WORK TO BE COMPLETED. The entries below should be output exactly as written.

RECORDS FOR THIS TASK.

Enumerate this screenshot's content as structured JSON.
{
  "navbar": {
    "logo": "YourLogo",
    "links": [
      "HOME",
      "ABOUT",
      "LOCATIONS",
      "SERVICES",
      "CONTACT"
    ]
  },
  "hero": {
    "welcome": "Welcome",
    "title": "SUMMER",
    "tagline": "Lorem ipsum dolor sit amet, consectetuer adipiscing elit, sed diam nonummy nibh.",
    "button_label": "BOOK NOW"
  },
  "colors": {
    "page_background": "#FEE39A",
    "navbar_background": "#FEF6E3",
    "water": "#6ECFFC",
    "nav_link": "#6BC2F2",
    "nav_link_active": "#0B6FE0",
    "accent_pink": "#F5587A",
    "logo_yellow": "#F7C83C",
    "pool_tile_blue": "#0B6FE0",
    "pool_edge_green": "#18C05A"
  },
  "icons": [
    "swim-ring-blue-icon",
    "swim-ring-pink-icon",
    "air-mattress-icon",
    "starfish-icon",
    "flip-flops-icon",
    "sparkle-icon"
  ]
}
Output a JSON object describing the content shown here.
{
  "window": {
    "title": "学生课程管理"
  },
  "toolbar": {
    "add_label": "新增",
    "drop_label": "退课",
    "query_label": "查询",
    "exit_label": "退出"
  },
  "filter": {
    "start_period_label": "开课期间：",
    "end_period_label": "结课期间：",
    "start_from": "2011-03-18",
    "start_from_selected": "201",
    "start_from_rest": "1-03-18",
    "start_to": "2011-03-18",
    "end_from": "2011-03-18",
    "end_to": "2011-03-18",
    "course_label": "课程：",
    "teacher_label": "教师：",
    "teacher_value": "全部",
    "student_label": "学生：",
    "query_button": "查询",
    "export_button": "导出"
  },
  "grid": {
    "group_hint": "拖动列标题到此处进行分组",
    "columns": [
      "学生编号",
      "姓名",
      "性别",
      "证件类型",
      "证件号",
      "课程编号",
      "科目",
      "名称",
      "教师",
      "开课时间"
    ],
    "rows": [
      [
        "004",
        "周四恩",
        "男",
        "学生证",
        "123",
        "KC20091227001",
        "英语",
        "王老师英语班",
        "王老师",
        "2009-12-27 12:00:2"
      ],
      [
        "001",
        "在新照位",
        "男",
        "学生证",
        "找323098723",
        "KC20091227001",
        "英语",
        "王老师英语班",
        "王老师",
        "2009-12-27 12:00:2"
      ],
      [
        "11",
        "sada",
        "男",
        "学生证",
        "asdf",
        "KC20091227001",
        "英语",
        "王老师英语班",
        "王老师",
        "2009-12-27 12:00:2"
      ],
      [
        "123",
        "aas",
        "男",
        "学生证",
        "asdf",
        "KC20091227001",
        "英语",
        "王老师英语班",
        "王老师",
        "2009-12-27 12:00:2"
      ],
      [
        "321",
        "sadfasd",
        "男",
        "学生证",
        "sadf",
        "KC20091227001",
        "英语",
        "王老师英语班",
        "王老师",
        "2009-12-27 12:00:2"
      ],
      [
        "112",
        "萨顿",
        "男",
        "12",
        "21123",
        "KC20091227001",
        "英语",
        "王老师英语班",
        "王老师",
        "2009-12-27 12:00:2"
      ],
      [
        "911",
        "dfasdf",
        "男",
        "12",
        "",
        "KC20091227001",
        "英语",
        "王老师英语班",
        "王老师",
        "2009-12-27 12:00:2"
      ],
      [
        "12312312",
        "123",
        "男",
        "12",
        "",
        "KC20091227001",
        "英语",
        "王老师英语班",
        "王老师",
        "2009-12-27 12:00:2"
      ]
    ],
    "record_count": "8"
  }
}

OUTPUT FOR THIS TASK.
Enumerate this screenshot's content as structured JSON.
{
  "navbar": {
    "logo": "YourLogo",
    "links": [
      "HOME",
      "ABOUT",
      "LOCATIONS",
      "SERVICES",
      "CONTACT"
    ]
  },
  "hero": {
    "welcome": "Welcome",
    "title": "SUMMER",
    "tagline": "Lorem ipsum dolor sit amet, consectetuer adipiscing elit, sed diam nonummy nibh.",
    "button_label": "BOOK NOW"
  },
  "colors": {
    "page_background": "#FEE39A",
    "navbar_background": "#FEF6E3",
    "water": "#6ECFFC",
    "nav_link": "#6BC2F2",
    "nav_link_active": "#0B6FE0",
    "accent_pink": "#F5587A",
    "logo_yellow": "#F7C83C",
    "pool_tile_blue": "#0B6FE0",
    "pool_edge_green": "#18C05A"
  },
  "icons": [
    "swim-ring-blue-icon",
    "swim-ring-pink-icon",
    "air-mattress-icon",
    "starfish-icon",
    "flip-flops-icon",
    "sparkle-icon"
  ]
}
Output a JSON object describing the content shown here.
{
  "window": {
    "title": "学生课程管理"
  },
  "toolbar": {
    "add_label": "新增",
    "drop_label": "退课",
    "query_label": "查询",
    "exit_label": "退出"
  },
  "filter": {
    "start_period_label": "开课期间：",
    "end_period_label": "结课期间：",
    "start_from": "2011-03-18",
    "start_from_selected": "201",
    "start_from_rest": "1-03-18",
    "start_to": "2011-03-18",
    "end_from": "2011-03-18",
    "end_to": "2011-03-18",
    "course_label": "课程：",
    "teacher_label": "教师：",
    "teacher_value": "全部",
    "student_label": "学生：",
    "query_button": "查询",
    "export_button": "导出"
  },
  "grid": {
    "group_hint": "拖动列标题到此处进行分组",
    "columns": [
      "学生编号",
      "姓名",
      "性别",
      "证件类型",
      "证件号",
      "课程编号",
      "科目",
      "名称",
      "教师",
      "开课时间"
    ],
    "rows": [
      [
        "004",
        "周四恩",
        "男",
        "学生证",
        "123",
        "KC20091227001",
        "英语",
        "王老师英语班",
        "王老师",
        "2009-12-27 12:00:2"
      ],
      [
        "001",
        "在新照位",
        "男",
        "学生证",
        "找323098723",
        "KC20091227001",
        "英语",
        "王老师英语班",
        "王老师",
        "2009-12-27 12:00:2"
      ],
      [
        "11",
        "sada",
        "男",
        "学生证",
        "asdf",
        "KC20091227001",
        "英语",
        "王老师英语班",
        "王老师",
        "2009-12-27 12:00:2"
      ],
      [
        "123",
        "aas",
        "男",
        "学生证",
        "asdf",
        "KC20091227001",
        "英语",
        "王老师英语班",
        "王老师",
        "2009-12-27 12:00:2"
      ],
      [
        "321",
        "sadfasd",
        "男",
        "学生证",
        "sadf",
        "KC20091227001",
        "英语",
        "王老师英语班",
        "王老师",
        "2009-12-27 12:00:2"
      ],
      [
        "112",
        "萨顿",
        "男",
        "12",
        "21123",
        "KC20091227001",
        "英语",
        "王老师英语班",
        "王老师",
        "2009-12-27 12:00:2"
      ],
      [
        "911",
        "dfasdf",
        "男",
        "12",
        "",
        "KC20091227001",
        "英语",
        "王老师英语班",
        "王老师",
        "2009-12-27 12:00:2"
      ],
      [
        "12312312",
        "123",
        "男",
        "12",
        "",
        "KC20091227001",
        "英语",
        "王老师英语班",
        "王老师",
        "2009-12-27 12:00:2"
      ]
    ],
    "record_count": "8"
  }
}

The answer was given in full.